▶ [Extracted data entries]:
◇ ◇ ◇ ◇ ◇

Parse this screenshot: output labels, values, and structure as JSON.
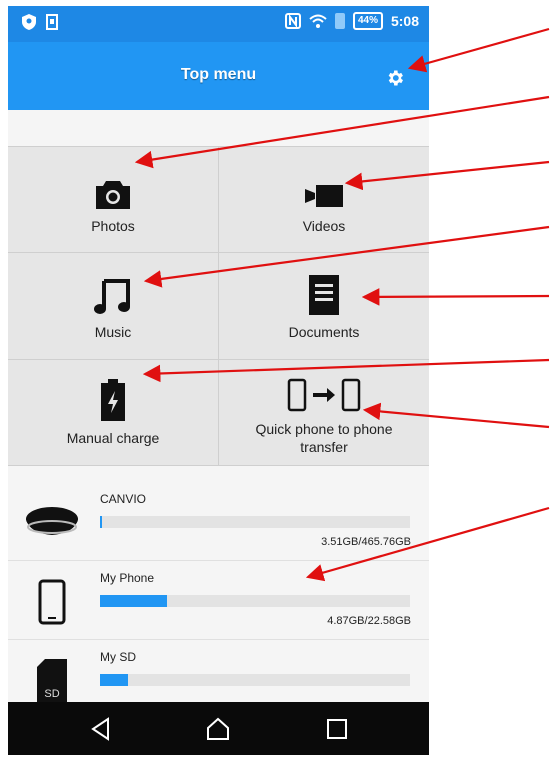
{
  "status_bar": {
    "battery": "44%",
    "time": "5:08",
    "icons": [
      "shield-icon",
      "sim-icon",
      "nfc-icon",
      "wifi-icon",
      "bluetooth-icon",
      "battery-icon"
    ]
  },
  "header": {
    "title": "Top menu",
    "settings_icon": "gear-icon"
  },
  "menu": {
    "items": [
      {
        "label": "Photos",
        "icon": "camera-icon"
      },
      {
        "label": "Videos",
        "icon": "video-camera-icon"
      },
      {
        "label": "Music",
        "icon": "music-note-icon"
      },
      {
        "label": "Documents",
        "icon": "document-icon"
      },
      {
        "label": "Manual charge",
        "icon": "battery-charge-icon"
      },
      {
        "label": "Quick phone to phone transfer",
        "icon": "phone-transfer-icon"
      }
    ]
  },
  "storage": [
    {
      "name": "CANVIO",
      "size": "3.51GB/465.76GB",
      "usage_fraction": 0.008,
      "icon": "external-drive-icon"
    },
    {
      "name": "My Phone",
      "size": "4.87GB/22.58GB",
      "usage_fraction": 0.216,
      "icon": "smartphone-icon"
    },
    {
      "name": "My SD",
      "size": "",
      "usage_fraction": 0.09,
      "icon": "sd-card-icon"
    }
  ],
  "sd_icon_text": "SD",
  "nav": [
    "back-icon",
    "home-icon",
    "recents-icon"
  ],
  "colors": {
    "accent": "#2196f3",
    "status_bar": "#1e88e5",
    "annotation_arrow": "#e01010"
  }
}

◇ ◇ ◇ ◇ ◇

Take every line that includes the string "size" and copy it.

      "size": "3.51GB/465.76GB",
      "size": "4.87GB/22.58GB",
      "size": "",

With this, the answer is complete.